-------- Supplied entries

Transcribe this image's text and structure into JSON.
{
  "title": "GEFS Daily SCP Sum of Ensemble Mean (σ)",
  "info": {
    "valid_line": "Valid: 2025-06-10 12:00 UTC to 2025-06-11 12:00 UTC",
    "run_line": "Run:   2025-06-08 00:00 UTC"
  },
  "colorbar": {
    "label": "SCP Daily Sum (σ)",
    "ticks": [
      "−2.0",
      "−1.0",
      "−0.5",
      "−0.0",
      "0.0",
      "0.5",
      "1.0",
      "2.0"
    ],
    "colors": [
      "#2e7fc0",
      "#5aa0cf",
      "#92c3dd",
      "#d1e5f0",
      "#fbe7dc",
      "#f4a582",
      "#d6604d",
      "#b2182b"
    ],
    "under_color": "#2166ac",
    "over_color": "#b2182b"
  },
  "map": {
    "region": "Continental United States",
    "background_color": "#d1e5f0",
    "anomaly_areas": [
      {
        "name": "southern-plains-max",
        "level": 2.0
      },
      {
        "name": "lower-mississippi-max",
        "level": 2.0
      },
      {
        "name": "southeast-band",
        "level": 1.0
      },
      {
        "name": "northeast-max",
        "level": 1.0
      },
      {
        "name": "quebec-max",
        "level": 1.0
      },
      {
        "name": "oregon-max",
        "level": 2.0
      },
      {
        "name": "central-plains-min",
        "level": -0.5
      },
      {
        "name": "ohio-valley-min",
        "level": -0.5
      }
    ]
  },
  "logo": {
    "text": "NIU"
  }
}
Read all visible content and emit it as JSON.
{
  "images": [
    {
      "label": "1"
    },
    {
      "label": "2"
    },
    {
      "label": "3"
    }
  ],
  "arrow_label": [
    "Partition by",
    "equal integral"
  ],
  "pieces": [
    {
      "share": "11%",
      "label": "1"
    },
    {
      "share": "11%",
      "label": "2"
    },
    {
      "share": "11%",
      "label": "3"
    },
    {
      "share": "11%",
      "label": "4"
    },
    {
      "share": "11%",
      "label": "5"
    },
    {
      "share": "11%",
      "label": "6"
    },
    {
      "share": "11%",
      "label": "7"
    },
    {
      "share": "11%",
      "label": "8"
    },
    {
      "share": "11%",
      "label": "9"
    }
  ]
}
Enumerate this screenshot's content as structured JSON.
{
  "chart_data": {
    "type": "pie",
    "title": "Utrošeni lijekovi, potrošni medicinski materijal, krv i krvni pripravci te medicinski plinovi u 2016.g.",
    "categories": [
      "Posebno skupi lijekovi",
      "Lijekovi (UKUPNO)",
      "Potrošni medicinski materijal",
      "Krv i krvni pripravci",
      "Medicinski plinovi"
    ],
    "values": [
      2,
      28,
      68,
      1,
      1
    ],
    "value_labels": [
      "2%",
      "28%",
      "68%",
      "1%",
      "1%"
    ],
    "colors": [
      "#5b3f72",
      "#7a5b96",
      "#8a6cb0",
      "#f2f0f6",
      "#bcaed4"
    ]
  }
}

----------------

What you are asked to do ->
Gather all lines of the records that include the word "pripravci".

Solved problem ->
    "title": "Utrošeni lijekovi, potrošni medicinski materijal, krv i krvni pripravci te medicinski plinovi u 2016.g.",
      "Krv i krvni pripravci",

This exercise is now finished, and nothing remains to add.